=== RECORDS PROVIDED ===

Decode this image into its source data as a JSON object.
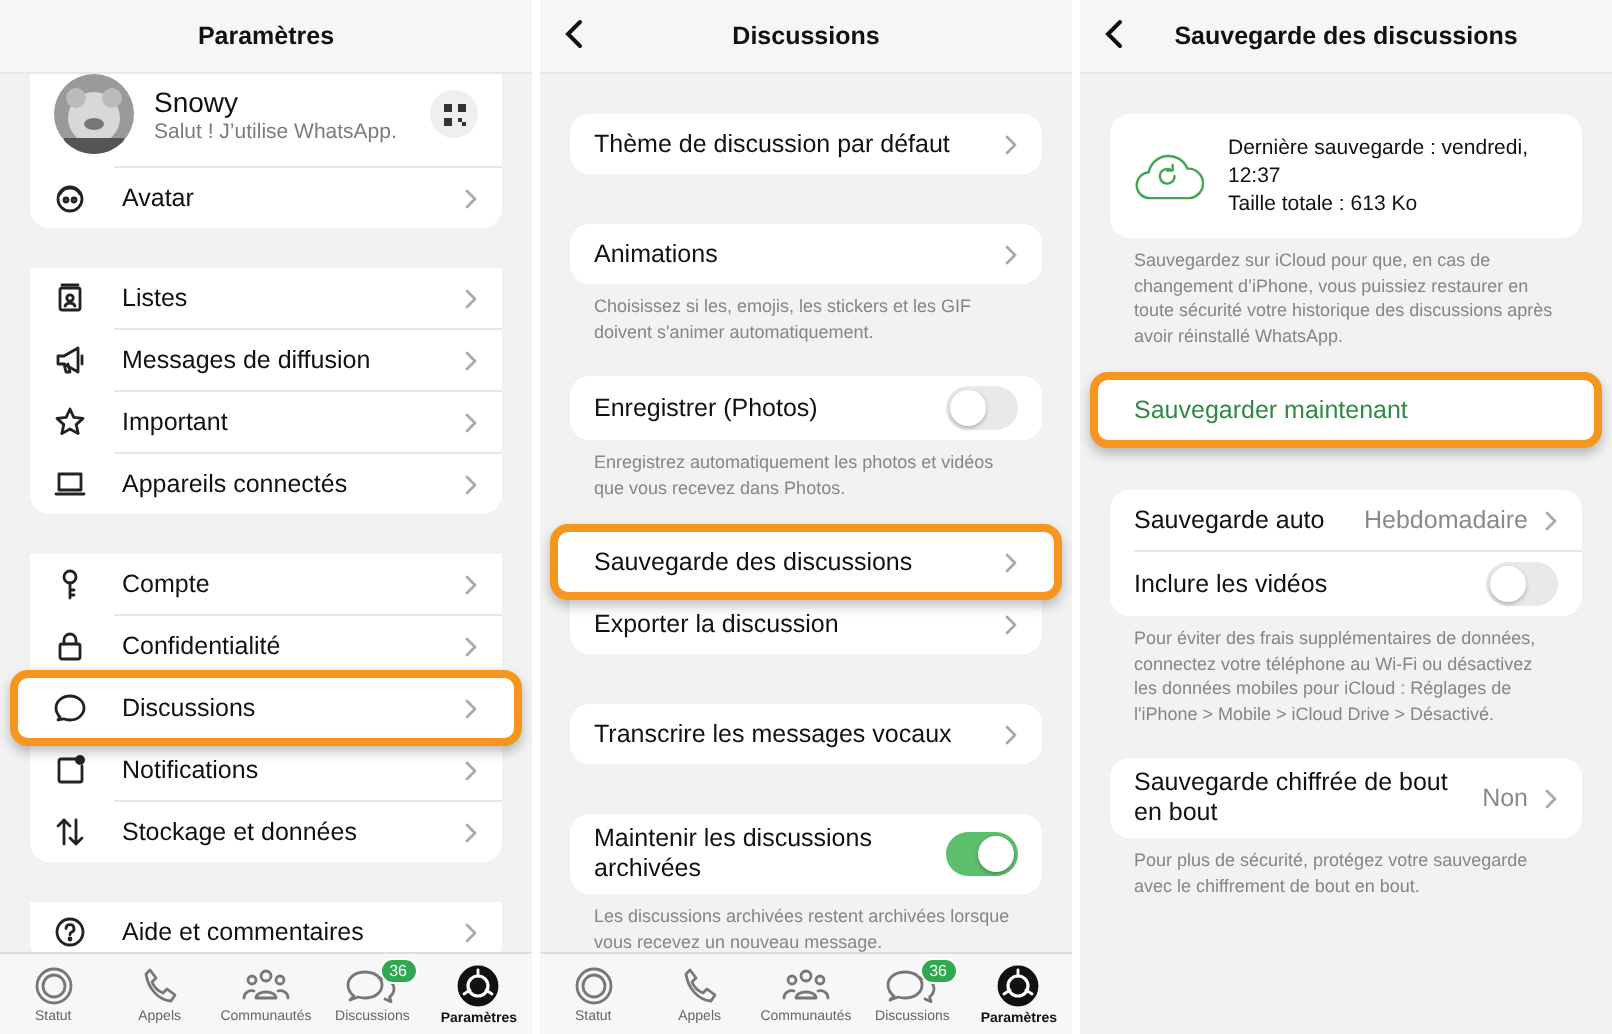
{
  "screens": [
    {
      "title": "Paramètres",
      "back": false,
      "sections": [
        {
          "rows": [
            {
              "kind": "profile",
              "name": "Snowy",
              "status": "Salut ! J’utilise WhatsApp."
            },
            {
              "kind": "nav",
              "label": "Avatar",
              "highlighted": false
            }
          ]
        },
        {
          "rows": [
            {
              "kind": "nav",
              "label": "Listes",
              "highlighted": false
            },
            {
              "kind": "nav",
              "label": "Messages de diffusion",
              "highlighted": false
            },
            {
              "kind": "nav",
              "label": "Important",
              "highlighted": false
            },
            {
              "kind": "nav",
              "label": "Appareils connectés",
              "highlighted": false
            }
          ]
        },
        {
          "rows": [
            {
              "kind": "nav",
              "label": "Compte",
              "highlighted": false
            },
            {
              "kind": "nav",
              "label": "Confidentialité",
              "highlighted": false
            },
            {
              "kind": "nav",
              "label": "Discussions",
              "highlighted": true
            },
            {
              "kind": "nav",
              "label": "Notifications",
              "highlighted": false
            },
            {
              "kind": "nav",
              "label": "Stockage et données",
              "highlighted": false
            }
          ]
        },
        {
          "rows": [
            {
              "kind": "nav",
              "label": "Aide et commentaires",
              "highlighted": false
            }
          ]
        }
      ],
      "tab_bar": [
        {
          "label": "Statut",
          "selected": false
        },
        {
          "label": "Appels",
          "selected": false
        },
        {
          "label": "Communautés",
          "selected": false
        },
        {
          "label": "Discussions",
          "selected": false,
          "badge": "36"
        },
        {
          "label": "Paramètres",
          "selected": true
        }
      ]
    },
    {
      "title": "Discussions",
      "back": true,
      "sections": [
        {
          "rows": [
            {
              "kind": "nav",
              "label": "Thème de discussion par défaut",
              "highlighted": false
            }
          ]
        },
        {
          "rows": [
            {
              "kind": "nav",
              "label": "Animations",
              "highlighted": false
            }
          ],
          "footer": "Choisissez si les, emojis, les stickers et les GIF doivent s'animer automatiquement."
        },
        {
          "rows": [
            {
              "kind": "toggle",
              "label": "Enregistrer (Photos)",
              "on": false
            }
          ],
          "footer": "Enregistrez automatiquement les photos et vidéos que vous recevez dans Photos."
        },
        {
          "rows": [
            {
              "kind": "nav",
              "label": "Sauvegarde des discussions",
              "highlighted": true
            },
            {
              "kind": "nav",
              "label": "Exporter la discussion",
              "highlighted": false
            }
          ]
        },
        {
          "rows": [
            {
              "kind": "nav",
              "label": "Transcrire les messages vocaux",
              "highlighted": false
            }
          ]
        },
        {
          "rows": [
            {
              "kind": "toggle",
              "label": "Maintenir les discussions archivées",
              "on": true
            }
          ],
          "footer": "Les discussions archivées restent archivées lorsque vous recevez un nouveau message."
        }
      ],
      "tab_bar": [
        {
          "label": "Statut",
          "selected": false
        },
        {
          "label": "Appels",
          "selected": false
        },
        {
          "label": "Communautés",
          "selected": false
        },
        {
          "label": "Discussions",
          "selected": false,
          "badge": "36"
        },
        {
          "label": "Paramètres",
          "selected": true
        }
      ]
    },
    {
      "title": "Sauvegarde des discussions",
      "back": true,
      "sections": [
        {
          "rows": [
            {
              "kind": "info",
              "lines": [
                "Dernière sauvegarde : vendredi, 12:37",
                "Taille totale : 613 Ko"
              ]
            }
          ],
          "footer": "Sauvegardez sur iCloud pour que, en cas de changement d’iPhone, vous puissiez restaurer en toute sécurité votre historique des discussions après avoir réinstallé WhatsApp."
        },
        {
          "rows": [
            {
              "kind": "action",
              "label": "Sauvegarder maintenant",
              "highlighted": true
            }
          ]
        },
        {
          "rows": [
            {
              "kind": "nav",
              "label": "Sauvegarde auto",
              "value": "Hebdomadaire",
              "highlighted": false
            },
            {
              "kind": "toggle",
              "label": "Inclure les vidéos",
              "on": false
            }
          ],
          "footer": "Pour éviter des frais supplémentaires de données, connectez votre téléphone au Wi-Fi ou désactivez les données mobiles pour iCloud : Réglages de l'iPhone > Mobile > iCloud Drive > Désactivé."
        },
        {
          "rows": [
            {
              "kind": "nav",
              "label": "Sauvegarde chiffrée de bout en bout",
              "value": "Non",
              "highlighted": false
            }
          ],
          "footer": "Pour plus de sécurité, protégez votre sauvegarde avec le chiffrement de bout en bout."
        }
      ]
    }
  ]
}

===
=== RECORDS PROVIDED ===

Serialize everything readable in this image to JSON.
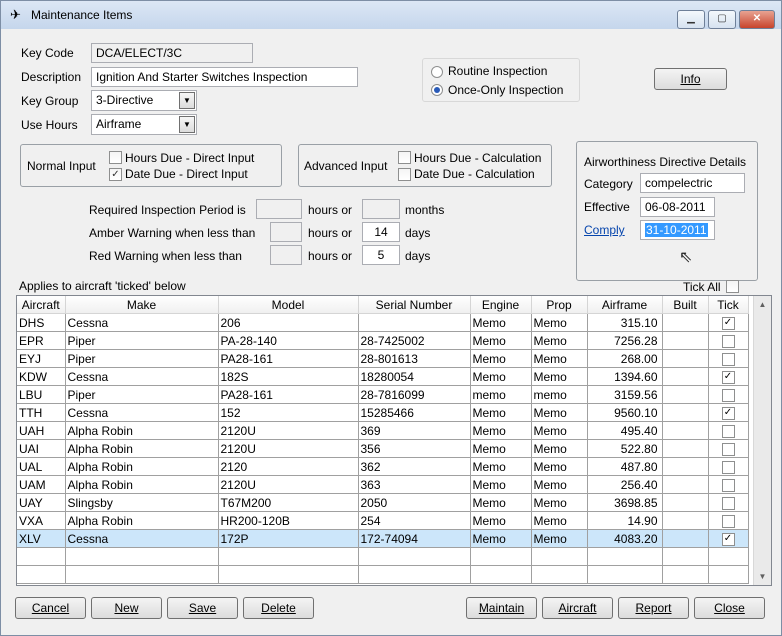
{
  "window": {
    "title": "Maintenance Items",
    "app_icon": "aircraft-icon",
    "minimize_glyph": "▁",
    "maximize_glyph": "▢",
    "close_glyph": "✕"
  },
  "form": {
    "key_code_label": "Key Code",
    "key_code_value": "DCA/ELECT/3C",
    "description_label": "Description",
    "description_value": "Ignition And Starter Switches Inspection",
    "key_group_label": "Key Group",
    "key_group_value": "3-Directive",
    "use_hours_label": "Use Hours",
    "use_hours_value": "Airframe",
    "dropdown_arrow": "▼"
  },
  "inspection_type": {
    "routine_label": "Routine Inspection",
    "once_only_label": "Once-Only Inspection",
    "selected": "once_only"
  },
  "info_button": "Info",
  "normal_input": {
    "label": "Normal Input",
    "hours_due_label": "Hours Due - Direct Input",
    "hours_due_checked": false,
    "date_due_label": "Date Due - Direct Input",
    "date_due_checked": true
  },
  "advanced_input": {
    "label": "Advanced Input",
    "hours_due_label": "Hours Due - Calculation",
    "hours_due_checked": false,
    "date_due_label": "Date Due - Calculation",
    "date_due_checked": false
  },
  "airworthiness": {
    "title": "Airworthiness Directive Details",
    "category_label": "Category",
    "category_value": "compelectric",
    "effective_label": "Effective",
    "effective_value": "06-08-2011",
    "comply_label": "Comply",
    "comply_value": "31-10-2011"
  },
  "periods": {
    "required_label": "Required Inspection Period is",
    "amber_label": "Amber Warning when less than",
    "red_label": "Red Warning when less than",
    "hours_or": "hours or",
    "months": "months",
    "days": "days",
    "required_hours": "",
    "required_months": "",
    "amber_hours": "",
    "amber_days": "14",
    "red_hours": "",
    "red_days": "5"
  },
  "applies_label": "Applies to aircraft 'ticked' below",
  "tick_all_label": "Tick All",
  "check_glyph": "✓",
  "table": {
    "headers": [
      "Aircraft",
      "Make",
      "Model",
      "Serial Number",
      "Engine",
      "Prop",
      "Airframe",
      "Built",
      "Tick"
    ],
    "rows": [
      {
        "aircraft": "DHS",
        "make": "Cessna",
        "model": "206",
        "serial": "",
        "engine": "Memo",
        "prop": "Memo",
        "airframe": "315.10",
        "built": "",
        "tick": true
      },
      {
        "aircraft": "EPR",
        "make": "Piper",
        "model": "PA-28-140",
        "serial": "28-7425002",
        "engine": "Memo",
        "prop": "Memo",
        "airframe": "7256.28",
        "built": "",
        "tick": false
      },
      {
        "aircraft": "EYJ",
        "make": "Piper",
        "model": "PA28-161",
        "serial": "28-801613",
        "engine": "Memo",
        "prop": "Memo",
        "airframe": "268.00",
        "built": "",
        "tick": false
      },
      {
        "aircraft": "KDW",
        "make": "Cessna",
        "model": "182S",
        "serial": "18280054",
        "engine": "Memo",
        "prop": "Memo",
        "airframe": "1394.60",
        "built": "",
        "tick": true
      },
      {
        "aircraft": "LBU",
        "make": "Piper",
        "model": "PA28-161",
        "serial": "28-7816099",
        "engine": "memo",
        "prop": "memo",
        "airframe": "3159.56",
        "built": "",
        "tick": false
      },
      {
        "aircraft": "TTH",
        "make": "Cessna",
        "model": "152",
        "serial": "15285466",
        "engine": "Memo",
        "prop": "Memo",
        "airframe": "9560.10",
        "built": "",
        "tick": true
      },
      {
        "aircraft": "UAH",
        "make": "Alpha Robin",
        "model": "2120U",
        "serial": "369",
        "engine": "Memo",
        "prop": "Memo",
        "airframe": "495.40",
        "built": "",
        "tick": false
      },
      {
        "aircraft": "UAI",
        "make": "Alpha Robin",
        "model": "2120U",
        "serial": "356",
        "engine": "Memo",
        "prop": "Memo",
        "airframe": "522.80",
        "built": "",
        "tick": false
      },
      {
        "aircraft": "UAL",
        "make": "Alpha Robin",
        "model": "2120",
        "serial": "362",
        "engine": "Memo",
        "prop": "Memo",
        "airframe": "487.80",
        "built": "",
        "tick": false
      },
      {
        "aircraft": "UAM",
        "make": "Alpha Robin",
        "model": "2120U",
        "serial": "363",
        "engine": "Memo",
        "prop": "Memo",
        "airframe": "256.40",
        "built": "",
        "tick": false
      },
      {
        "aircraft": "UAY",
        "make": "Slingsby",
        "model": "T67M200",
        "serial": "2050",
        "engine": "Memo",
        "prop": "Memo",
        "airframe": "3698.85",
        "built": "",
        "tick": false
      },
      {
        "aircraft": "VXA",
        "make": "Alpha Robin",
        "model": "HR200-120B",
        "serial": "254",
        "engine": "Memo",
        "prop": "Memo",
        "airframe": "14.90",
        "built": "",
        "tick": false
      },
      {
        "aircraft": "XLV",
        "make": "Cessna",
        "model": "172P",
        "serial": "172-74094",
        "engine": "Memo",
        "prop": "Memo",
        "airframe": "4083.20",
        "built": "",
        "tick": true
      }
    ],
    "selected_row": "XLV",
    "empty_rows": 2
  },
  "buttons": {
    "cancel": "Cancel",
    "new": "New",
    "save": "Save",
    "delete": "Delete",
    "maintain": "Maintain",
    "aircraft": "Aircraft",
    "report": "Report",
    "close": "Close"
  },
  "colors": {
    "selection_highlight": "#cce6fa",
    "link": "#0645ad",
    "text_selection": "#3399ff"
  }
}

===

→ **TASK DIRECTIONS**
Pull every line containing "Calculation" out of the data above.

→ **ANSWER TO THE EXERCISE**
    "hours_due_label": "Hours Due - Calculation",
    "date_due_label": "Date Due - Calculation",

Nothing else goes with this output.